Entries taken from a collection

····················

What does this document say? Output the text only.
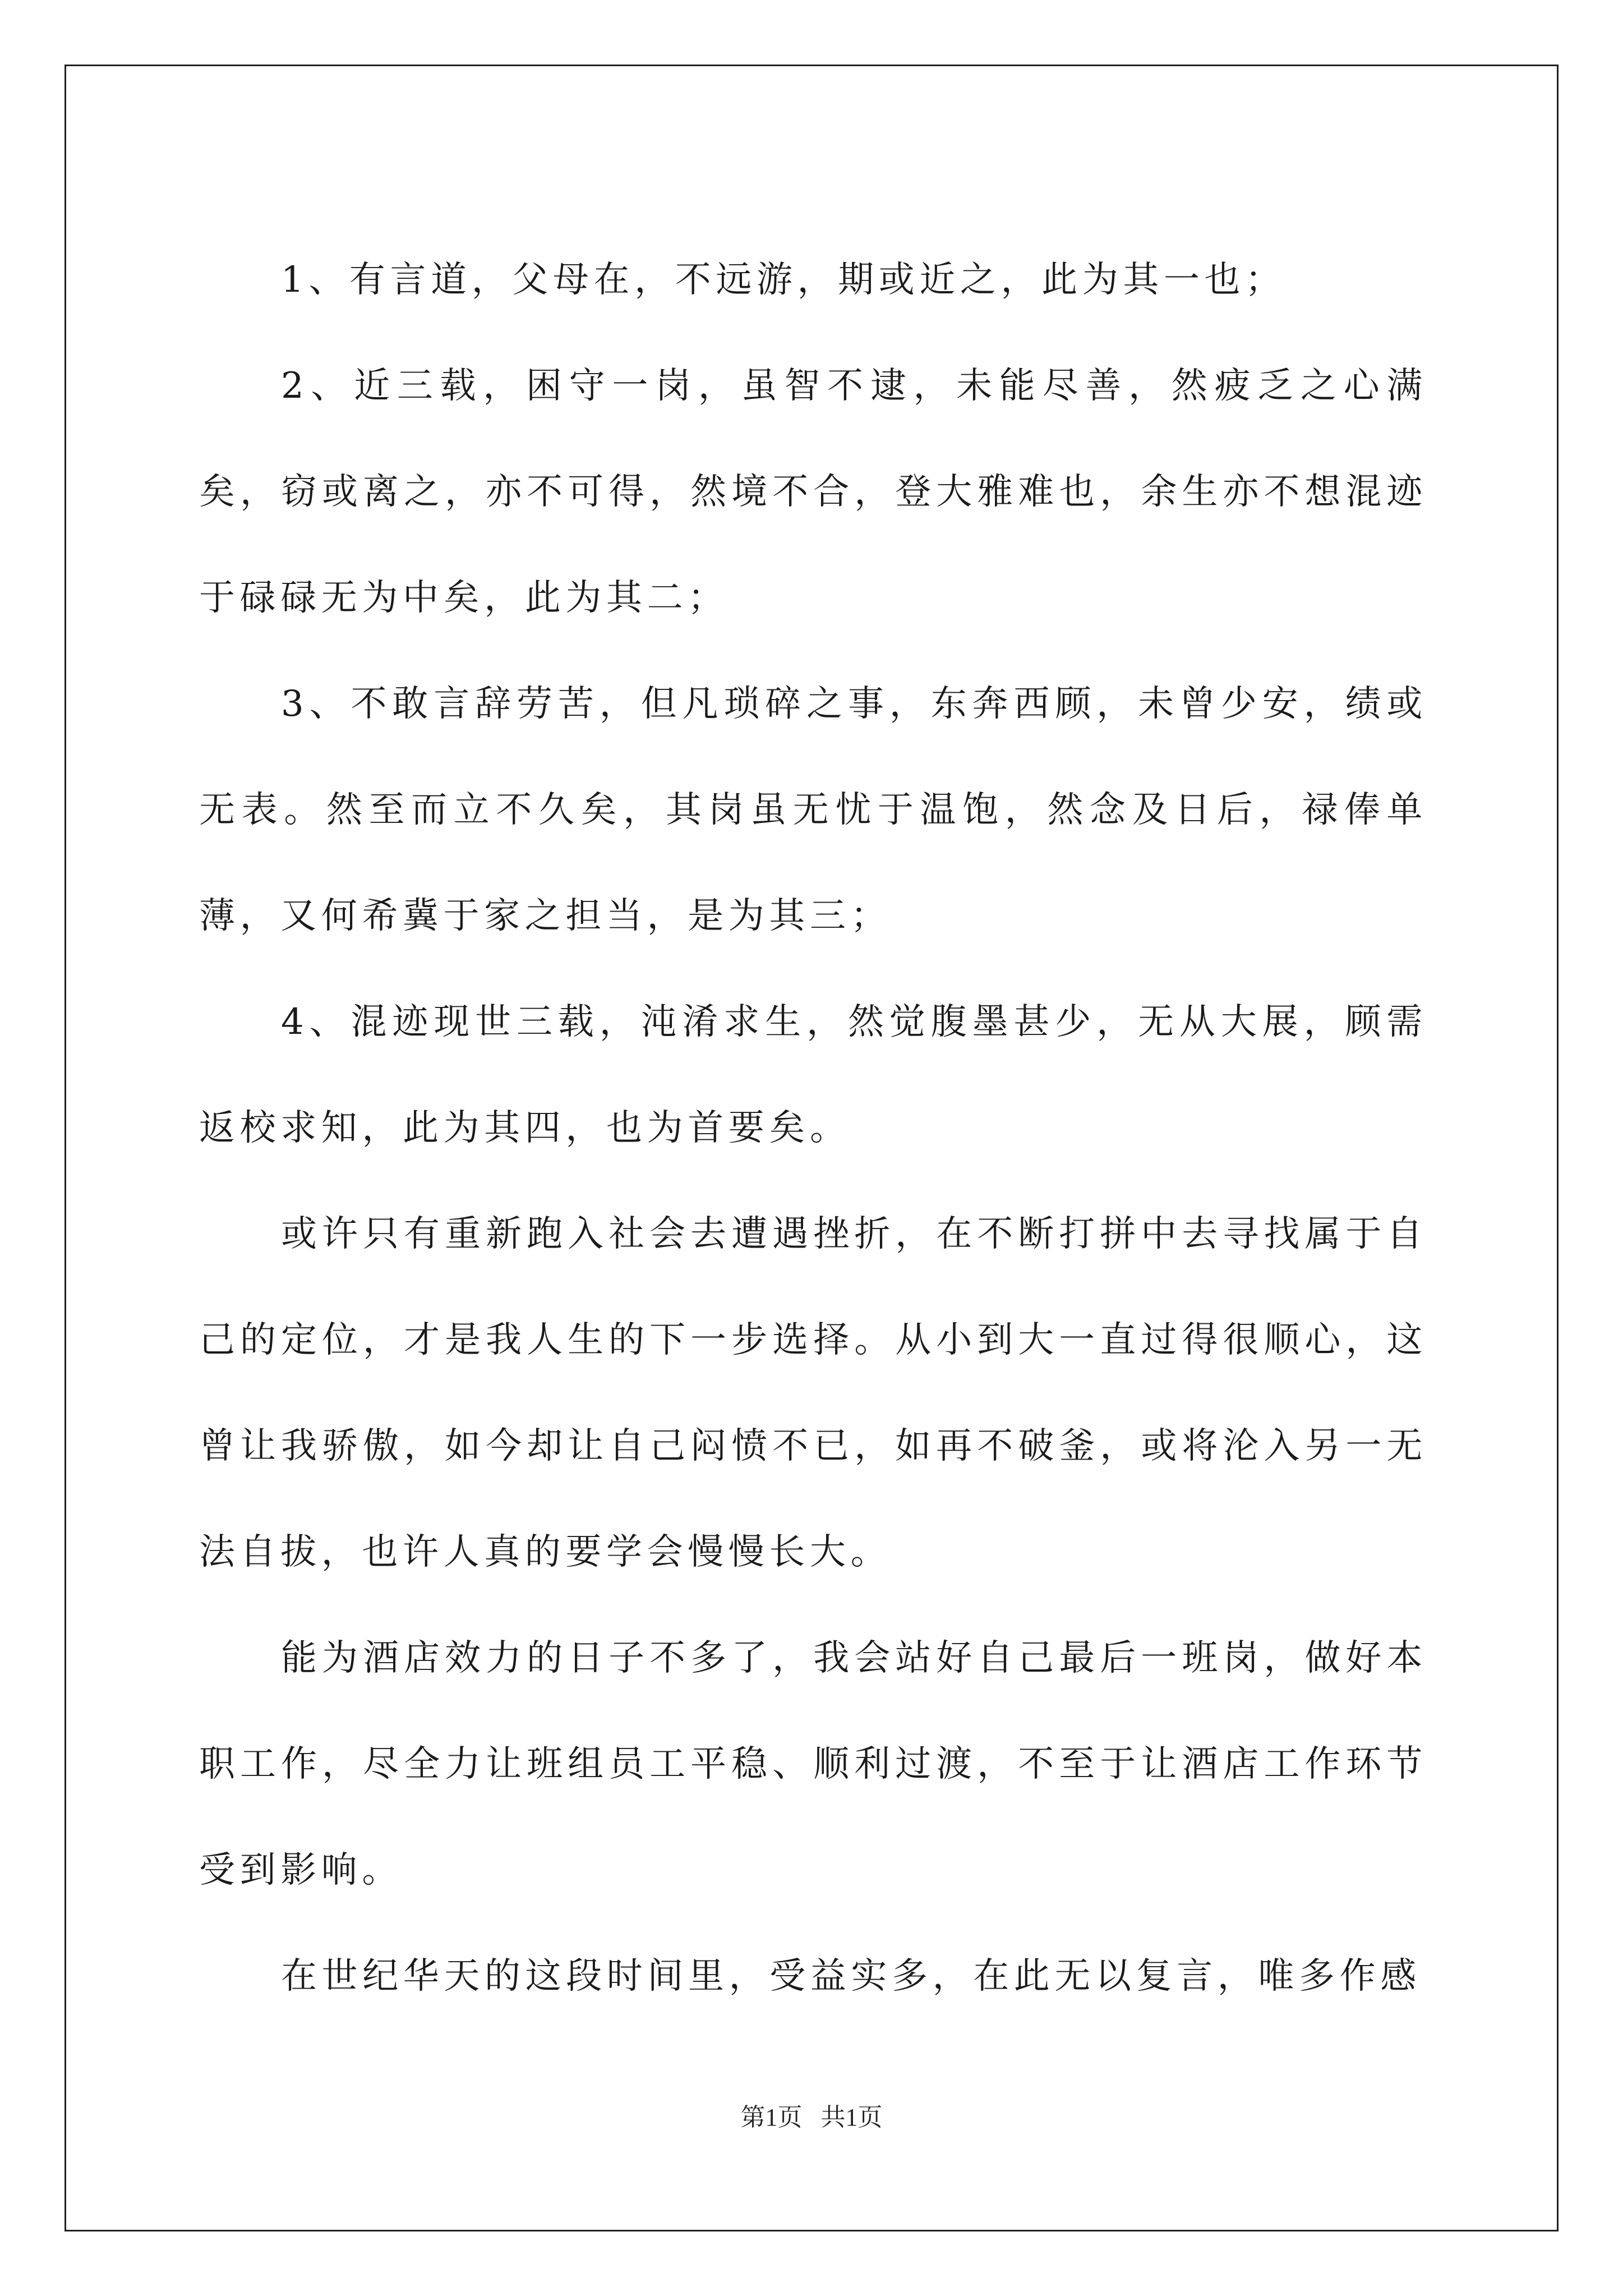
1、有言道，父母在，不远游，期或近之，此为其一也；

2、近三载，困守一岗，虽智不逮，未能尽善，然疲乏之心满矣，窃或离之，亦不可得，然境不合，登大雅难也，余生亦不想混迹于碌碌无为中矣，此为其二；

3、不敢言辞劳苦，但凡琐碎之事，东奔西顾，未曾少安，绩或无表。然至而立不久矣，其岗虽无忧于温饱，然念及日后，禄俸单薄，又何希冀于家之担当，是为其三；

4、混迹现世三载，沌淆求生，然觉腹墨甚少，无从大展，顾需返校求知，此为其四，也为首要矣。

或许只有重新跑入社会去遭遇挫折，在不断打拼中去寻找属于自己的定位，才是我人生的下一步选择。从小到大一直过得很顺心，这曾让我骄傲，如今却让自己闷愤不已，如再不破釜，或将沦入另一无法自拔，也许人真的要学会慢慢长大。

能为酒店效力的日子不多了，我会站好自己最后一班岗，做好本职工作，尽全力让班组员工平稳、顺利过渡，不至于让酒店工作环节受到影响。

在世纪华天的这段时间里，受益实多，在此无以复言，唯多作感

第1页   共1页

····················

● **Your objective**: Go through the listing above and write it out again exactly, dropping the pictures.

● **Exercise result**:
What does this document say? Output the text only.
1、有言道，父母在，不远游，期或近之，此为其一也；

2、近三载，困守一岗，虽智不逮，未能尽善，然疲乏之心满矣，窃或离之，亦不可得，然境不合，登大雅难也，余生亦不想混迹于碌碌无为中矣，此为其二；

3、不敢言辞劳苦，但凡琐碎之事，东奔西顾，未曾少安，绩或无表。然至而立不久矣，其岗虽无忧于温饱，然念及日后，禄俸单薄，又何希冀于家之担当，是为其三；

4、混迹现世三载，沌淆求生，然觉腹墨甚少，无从大展，顾需返校求知，此为其四，也为首要矣。

或许只有重新跑入社会去遭遇挫折，在不断打拼中去寻找属于自己的定位，才是我人生的下一步选择。从小到大一直过得很顺心，这曾让我骄傲，如今却让自己闷愤不已，如再不破釜，或将沦入另一无法自拔，也许人真的要学会慢慢长大。

能为酒店效力的日子不多了，我会站好自己最后一班岗，做好本职工作，尽全力让班组员工平稳、顺利过渡，不至于让酒店工作环节受到影响。

在世纪华天的这段时间里，受益实多，在此无以复言，唯多作感

第1页   共1页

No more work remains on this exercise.